* [WRITTEN PROBLEM] Among the records that follow, count the lines with the string "SALAD"; report only that count.

* [THE INPUT]
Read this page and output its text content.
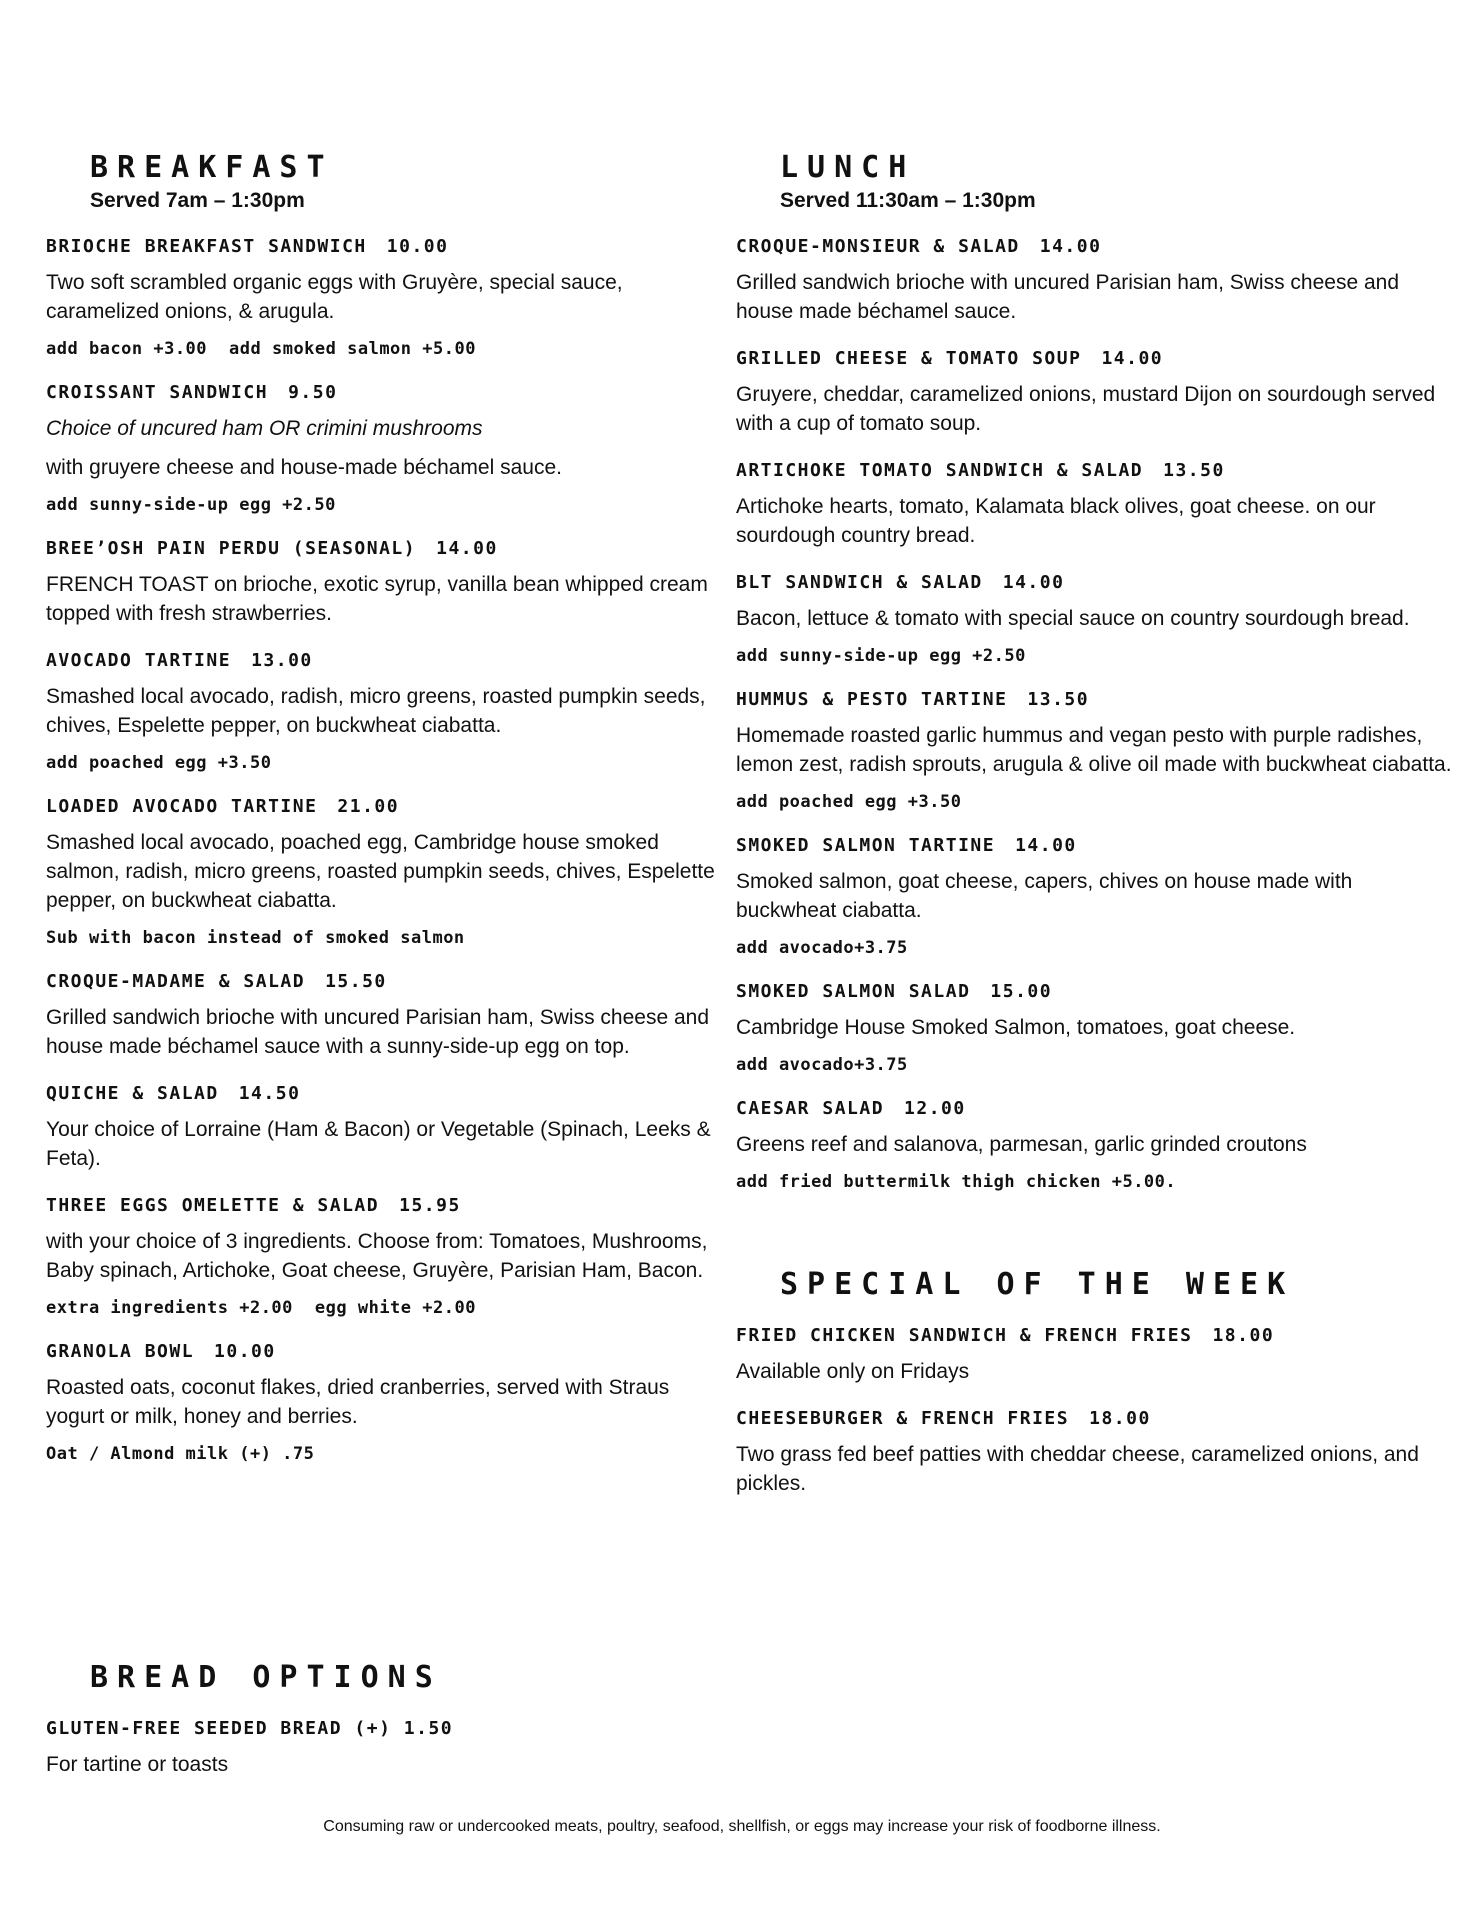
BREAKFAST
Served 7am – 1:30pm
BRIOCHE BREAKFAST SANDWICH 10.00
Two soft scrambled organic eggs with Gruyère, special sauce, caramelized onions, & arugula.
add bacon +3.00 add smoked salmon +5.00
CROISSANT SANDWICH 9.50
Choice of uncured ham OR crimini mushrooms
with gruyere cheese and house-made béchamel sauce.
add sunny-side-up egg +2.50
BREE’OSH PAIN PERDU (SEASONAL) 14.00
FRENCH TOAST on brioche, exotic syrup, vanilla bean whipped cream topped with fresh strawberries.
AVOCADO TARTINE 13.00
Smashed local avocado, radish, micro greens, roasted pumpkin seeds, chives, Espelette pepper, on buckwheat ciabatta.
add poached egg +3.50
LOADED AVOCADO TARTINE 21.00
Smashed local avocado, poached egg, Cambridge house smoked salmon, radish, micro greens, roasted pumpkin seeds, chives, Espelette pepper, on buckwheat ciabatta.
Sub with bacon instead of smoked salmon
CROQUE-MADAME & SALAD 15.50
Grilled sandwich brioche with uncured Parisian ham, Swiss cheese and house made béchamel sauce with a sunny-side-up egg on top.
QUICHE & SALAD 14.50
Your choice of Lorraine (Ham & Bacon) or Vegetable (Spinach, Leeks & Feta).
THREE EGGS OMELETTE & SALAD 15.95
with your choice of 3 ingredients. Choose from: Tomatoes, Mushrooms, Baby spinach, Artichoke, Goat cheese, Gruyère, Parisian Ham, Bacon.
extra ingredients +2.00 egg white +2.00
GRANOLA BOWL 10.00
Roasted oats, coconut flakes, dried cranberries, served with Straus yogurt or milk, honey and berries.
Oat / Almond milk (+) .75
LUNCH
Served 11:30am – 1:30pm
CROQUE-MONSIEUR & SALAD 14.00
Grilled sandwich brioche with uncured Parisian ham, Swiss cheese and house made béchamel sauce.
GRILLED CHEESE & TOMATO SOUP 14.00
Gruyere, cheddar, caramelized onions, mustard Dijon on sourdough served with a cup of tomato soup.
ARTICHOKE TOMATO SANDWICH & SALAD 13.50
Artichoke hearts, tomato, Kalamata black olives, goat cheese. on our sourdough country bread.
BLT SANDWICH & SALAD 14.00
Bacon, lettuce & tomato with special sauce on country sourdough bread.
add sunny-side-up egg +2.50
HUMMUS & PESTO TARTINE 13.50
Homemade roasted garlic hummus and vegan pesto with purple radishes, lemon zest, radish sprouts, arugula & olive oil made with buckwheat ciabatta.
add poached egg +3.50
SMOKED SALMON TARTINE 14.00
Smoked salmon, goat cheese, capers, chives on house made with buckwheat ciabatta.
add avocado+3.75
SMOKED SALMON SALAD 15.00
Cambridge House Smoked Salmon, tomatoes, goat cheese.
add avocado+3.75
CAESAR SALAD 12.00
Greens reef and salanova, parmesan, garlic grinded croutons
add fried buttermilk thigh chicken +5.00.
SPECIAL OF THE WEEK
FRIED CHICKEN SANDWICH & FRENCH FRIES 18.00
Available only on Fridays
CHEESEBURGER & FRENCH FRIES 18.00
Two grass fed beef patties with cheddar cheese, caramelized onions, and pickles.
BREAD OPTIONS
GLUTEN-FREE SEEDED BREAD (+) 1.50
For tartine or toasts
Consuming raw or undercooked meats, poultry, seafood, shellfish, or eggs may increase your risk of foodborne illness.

* * *

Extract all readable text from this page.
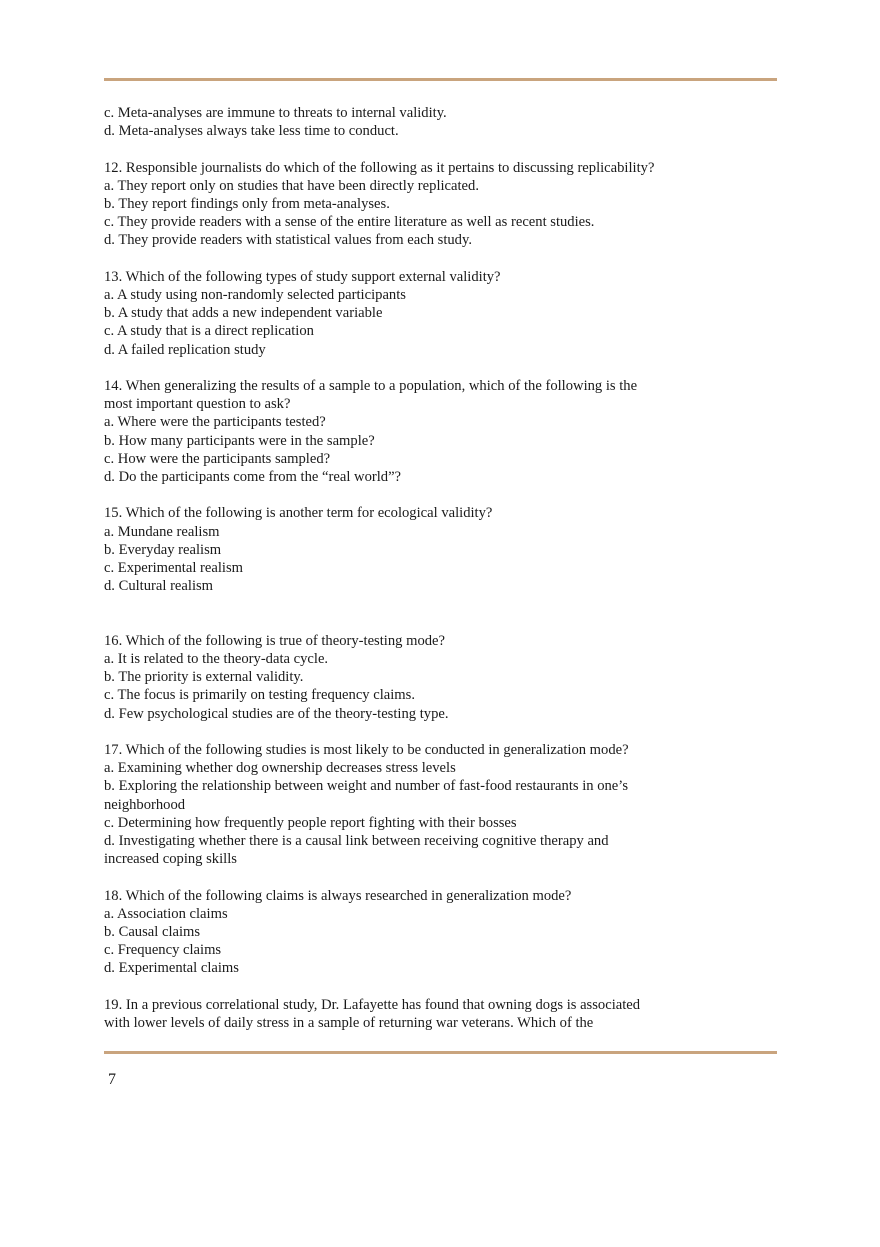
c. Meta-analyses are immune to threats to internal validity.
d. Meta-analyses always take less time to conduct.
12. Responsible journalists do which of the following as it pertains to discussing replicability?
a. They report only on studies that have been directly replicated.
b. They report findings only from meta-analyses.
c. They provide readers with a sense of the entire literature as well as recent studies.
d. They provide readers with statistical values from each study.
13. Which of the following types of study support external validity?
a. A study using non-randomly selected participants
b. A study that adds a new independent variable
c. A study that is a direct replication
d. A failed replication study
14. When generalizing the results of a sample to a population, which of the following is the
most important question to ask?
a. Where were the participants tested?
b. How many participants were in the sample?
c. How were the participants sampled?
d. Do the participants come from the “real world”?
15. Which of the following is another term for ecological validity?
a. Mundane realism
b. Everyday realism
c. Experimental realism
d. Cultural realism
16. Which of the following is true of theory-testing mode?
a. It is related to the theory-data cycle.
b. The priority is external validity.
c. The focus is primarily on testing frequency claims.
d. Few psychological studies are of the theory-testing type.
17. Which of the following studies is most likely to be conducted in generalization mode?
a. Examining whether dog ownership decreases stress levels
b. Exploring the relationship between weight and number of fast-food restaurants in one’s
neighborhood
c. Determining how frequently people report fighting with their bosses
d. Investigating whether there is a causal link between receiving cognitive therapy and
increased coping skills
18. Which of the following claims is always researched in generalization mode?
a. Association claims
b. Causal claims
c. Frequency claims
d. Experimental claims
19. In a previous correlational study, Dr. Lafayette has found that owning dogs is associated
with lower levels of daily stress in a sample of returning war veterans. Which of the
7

* [EXERCISE SOLUTION] 8